VORLIEGENDER TEXT -

In Hamburg zählte die Polizei mehr als 40 000 Menschen, die Veranstalter 50 000. Damit übertraf die Teilnehmerzahl die Erwartungen der Veranstalter bei weitem. „Man spürt die Energie und die Wut bei den Leuten“, sagte der Sprecher der Anti-Atom-Initiative Ausgestrahlt, Jochen Stay. Triumphieren solle man nicht, die Ereignisse in Japan seien ein trauriger Anlass. „Wir werden jetzt nicht mehr locker lassen, bis die Atomkraftwerke endgültig stillgelegt werden.“
Auf ihrem Weg durch die Innenstadt skandierten die Demonstranten vor einer Filiale des Energiekonzerns Vattenvall die Parole „Vattenfall abschalten“. Einige trugen Schutzanzüge und Mundschutz. Unter den Teilnehmern waren viele Familien. „Es geht um die Zukunft der Kinder“, sagte eine Hamburger Mutter.
In Köln beteiligten sich nach Schätzung der Veranstalter rund 40 000 Menschen. Unter den Teilnehmern waren auch die nordrhein-westfälische Ministerpräsidentin Hannelore Kraft (SPD) und ihre Stellvertreterin Sylvia Löhrmann (Grüne). „Warum setzen uns die Bundesregierung und die Atomkonzerne weiterhin diesem tödlichen Risiko aus?“, fragte Christoph Bautz vom Aktionsbündnisses Campact. Mit Plakaten, Luftballons und Sprechchören zogen die Menschen vom Neumarkt in der Kölner Innenstadt ins rechtsrheinische Deutz.
In München versammelten sich trotz Regens nach Polizeiangaben mehr als 25 000 Menschen friedlich auf dem Odeonsplatz. Mit Sprechchören „Abschalten, Abschalten“ machte die Menge ihrem Unmut Luft. Es kamen am Nachmittag noch laufend Menschen dazu. „Atomenergie hat keine Zukunft“, sagte Bayerns IG-Metall-Chef Jürgen Wechsler. Der Kabarettist Urban Priol sagte: „Es ist schlimm, dass erst nach einer solchen Katastrophe alle aufwachen.“ Mehr als tausend Menschen bildeten in Würzburg eine Menschenkette um die Innenstadt. Viele Passanten reihten sich spontan ein, sagte ein Grünensprecher.
Zu den Demonstrationen hatten Anti-Atom-Initiativen, Umweltverbände, Globalisierungskritiker und Friedensorganisationen aufgerufen.

AUFTRAG 1 - Wie viele Menschen versammelten sich laut dem Text zu den Anti-Atom-Demonstrationen nach Polizeiangaben in München auf dem Odeonsplatz?
Die Einträge haben mit dem Text nichts zu tun.

EINTRÄGE ZUR AUFGABE -
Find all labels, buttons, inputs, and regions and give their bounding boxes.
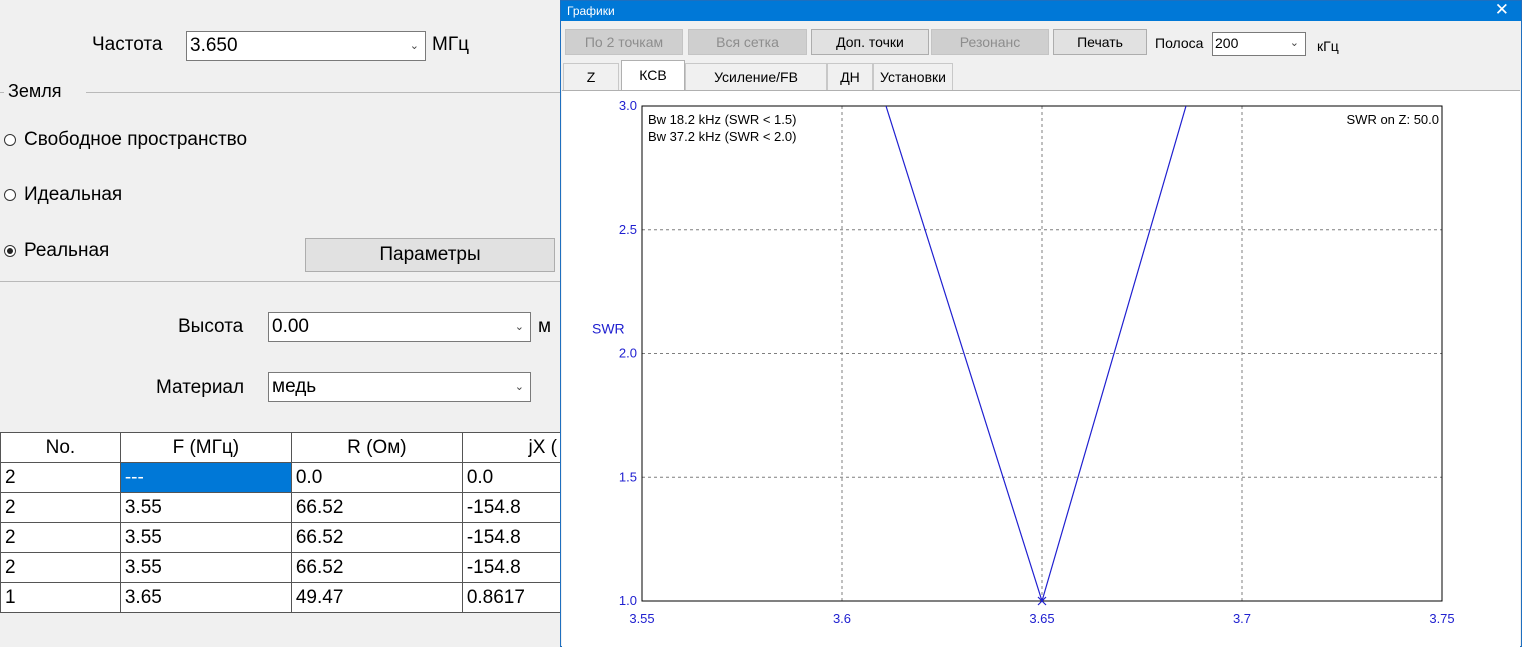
y-axis-label: SWR (592, 321, 625, 337)
chevron-down-icon: ⌄ (514, 381, 524, 393)
band-combo[interactable]: 200 ⌄ (1212, 32, 1306, 56)
bandwidth-annotation-1: Bw 18.2 kHz (SWR < 1.5) (648, 112, 796, 127)
full-grid-button[interactable]: Вся сетка (688, 29, 807, 55)
radio-real[interactable]: Реальная (4, 240, 109, 262)
column-header-frequency[interactable]: F (МГц) (119, 432, 292, 463)
swr-on-z-annotation: SWR on Z: 50.0 (1347, 112, 1439, 127)
radio-icon (4, 189, 16, 201)
results-table: No. F (МГц) R (Ом) jX ( 2 --- 0.0 0.0 2 … (0, 432, 562, 613)
cell-reactance[interactable]: 0.0 (461, 462, 562, 493)
chevron-down-icon: ⌄ (1289, 37, 1299, 49)
tab-pattern[interactable]: ДН (827, 63, 873, 90)
band-unit: кГц (1317, 38, 1339, 54)
band-value: 200 (1215, 35, 1239, 51)
radio-label: Идеальная (24, 184, 123, 205)
column-header-no[interactable]: No. (0, 432, 121, 463)
cell-frequency-selected[interactable]: --- (119, 462, 292, 493)
frequency-label: Частота (92, 34, 163, 55)
plot-area: 3.55 3.6 3.65 3.7 3.75 1.0 1.5 2.0 2.5 3.0 SWR Bw 1… (562, 90, 1520, 647)
y-tick-label: 2.0 (619, 346, 637, 361)
group-divider (0, 92, 4, 93)
parameters-button[interactable]: Параметры (305, 238, 555, 272)
radio-label: Свободное пространство (24, 129, 248, 150)
resonance-button[interactable]: Резонанс (931, 29, 1049, 55)
table-row: 2 3.55 66.52 -154.8 (0, 552, 562, 583)
cell-no[interactable]: 2 (0, 462, 121, 493)
divider (0, 281, 562, 282)
cell-resistance[interactable]: 49.47 (290, 582, 463, 613)
height-label: Высота (178, 316, 244, 337)
radio-selected-icon (4, 245, 16, 257)
graphs-window-title: Графики (567, 4, 615, 18)
table-row: 2 3.55 66.52 -154.8 (0, 522, 562, 553)
band-label: Полоса (1155, 35, 1204, 51)
y-tick-label: 1.0 (619, 593, 637, 608)
cell-resistance[interactable]: 66.52 (290, 552, 463, 583)
cell-no[interactable]: 2 (0, 492, 121, 523)
swr-chart: 3.55 3.6 3.65 3.7 3.75 1.0 1.5 2.0 2.5 3.0 SWR Bw 1… (592, 98, 1455, 626)
frequency-value: 3.650 (190, 35, 238, 56)
table-header-row: No. F (МГц) R (Ом) jX ( (0, 432, 562, 463)
chevron-down-icon: ⌄ (514, 321, 524, 333)
cell-no[interactable]: 2 (0, 552, 121, 583)
extra-points-button[interactable]: Доп. точки (811, 29, 929, 55)
y-tick-label: 3.0 (619, 98, 637, 113)
x-tick-label: 3.75 (1429, 611, 1454, 626)
material-value: медь (272, 376, 317, 397)
cell-resistance[interactable]: 0.0 (290, 462, 463, 493)
frequency-combo[interactable]: 3.650 ⌄ (186, 31, 426, 61)
radio-ideal[interactable]: Идеальная (4, 184, 122, 206)
radio-free-space[interactable]: Свободное пространство (4, 129, 247, 151)
column-header-resistance[interactable]: R (Ом) (290, 432, 463, 463)
column-header-reactance[interactable]: jX ( (461, 432, 562, 463)
x-tick-label: 3.65 (1029, 611, 1054, 626)
group-divider (86, 92, 562, 93)
radio-label: Реальная (24, 240, 110, 261)
cell-frequency[interactable]: 3.55 (119, 492, 292, 523)
y-tick-label: 1.5 (619, 469, 637, 484)
cell-resistance[interactable]: 66.52 (290, 522, 463, 553)
cell-frequency[interactable]: 3.55 (119, 552, 292, 583)
cell-no[interactable]: 2 (0, 522, 121, 553)
y-tick-label: 2.5 (619, 222, 637, 237)
bandwidth-annotation-2: Bw 37.2 kHz (SWR < 2.0) (648, 129, 796, 144)
cell-frequency[interactable]: 3.55 (119, 522, 292, 553)
cell-frequency[interactable]: 3.65 (119, 582, 292, 613)
graphs-title-bar[interactable]: Графики ✕ (561, 0, 1521, 21)
print-button[interactable]: Печать (1053, 29, 1147, 55)
height-unit: м (538, 316, 552, 337)
by-two-points-button[interactable]: По 2 точкам (565, 29, 683, 55)
main-window: Частота 3.650 ⌄ МГц Земля Свободное прос… (0, 0, 562, 647)
frequency-unit: МГц (432, 34, 469, 55)
graphs-window: Графики ✕ По 2 точкам Вся сетка Доп. точ… (560, 0, 1522, 647)
tab-swr[interactable]: КСВ (621, 60, 685, 91)
tab-gain-fb[interactable]: Усиление/FB (685, 63, 827, 90)
table-row: 2 --- 0.0 0.0 (0, 462, 562, 493)
x-tick-label: 3.55 (629, 611, 654, 626)
tab-z[interactable]: Z (563, 63, 619, 90)
cell-resistance[interactable]: 66.52 (290, 492, 463, 523)
cell-reactance[interactable]: -154.8 (461, 492, 562, 523)
cell-no[interactable]: 1 (0, 582, 121, 613)
x-tick-label: 3.6 (833, 611, 851, 626)
material-label: Материал (156, 377, 245, 398)
tab-settings[interactable]: Установки (873, 63, 953, 90)
ground-group-title: Земля (8, 81, 62, 101)
cell-reactance[interactable]: -154.8 (461, 522, 562, 553)
height-value: 0.00 (272, 316, 309, 337)
radio-icon (4, 134, 16, 146)
x-tick-label: 3.7 (1233, 611, 1251, 626)
table-row: 1 3.65 49.47 0.8617 (0, 582, 562, 613)
cell-reactance[interactable]: -154.8 (461, 552, 562, 583)
table-row: 2 3.55 66.52 -154.8 (0, 492, 562, 523)
material-combo[interactable]: медь ⌄ (268, 372, 531, 402)
cell-reactance[interactable]: 0.8617 (461, 582, 562, 613)
height-combo[interactable]: 0.00 ⌄ (268, 312, 531, 342)
chevron-down-icon: ⌄ (409, 40, 419, 52)
close-icon[interactable]: ✕ (1495, 0, 1509, 20)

AUFTRAG 2 - Wandle bitte die Zeilen der Einträge von der Zeile mit „y-axis-label: SWR (592, 321, 625, 337)“ bis zur Zeile mit „radio-selected-icon (4, 245, 16, 257)“, beide eingeschlossen, in eine nummerierte Liste um. Leerzeilen lässt du weg.

VOLLSTÄNDIGE ANTWORT 1 - Mehr als 25 000 Menschen.

VOLLSTÄNDIGE ANTWORT 2 -
1. y-axis-label: SWR (592, 321, 625, 337)
2. chevron-down-icon: ⌄ (514, 381, 524, 393)
3. band-combo[interactable]: 200 ⌄ (1212, 32, 1306, 56)
4. bandwidth-annotation-1: Bw 18.2 kHz (SWR < 1.5) (648, 112, 796, 127)
5. full-grid-button[interactable]: Вся сетка (688, 29, 807, 55)
6. radio-real[interactable]: Реальная (4, 240, 109, 262)
7. column-header-frequency[interactable]: F (МГц) (119, 432, 292, 463)
8. swr-on-z-annotation: SWR on Z: 50.0 (1347, 112, 1439, 127)
9. radio-icon (4, 189, 16, 201)
10. results-table: No. F (МГц) R (Ом) jX ( 2 --- 0.0 0.0 2 … (0, 432, 562, 613)
11. cell-reactance[interactable]: 0.0 (461, 462, 562, 493)
12. chevron-down-icon: ⌄ (1289, 37, 1299, 49)
13. tab-pattern[interactable]: ДН (827, 63, 873, 90)
14. band-unit: кГц (1317, 38, 1339, 54)
15. band-value: 200 (1215, 35, 1239, 51)
16. radio-label: Идеальная (24, 184, 123, 205)
17. column-header-no[interactable]: No. (0, 432, 121, 463)
18. cell-frequency-selected[interactable]: --- (119, 462, 292, 493)
19. frequency-label: Частота (92, 34, 163, 55)
20. plot-area: 3.55 3.6 3.65 3.7 3.75 1.0 1.5 2.0 2.5 3.0 SWR Bw 1… (562, 90, 1520, 647)
21. y-tick-label: 2.0 (619, 346, 637, 361)
22. group-divider (0, 92, 4, 93)
23. parameters-button[interactable]: Параметры (305, 238, 555, 272)
24. radio-label: Свободное пространство (24, 129, 248, 150)
25. resonance-button[interactable]: Резонанс (931, 29, 1049, 55)
26. table-row: 2 3.55 66.52 -154.8 (0, 552, 562, 583)
27. cell-no[interactable]: 2 (0, 462, 121, 493)
28. divider (0, 281, 562, 282)
29. cell-resistance[interactable]: 49.47 (290, 582, 463, 613)
30. height-label: Высота (178, 316, 244, 337)
31. radio-selected-icon (4, 245, 16, 257)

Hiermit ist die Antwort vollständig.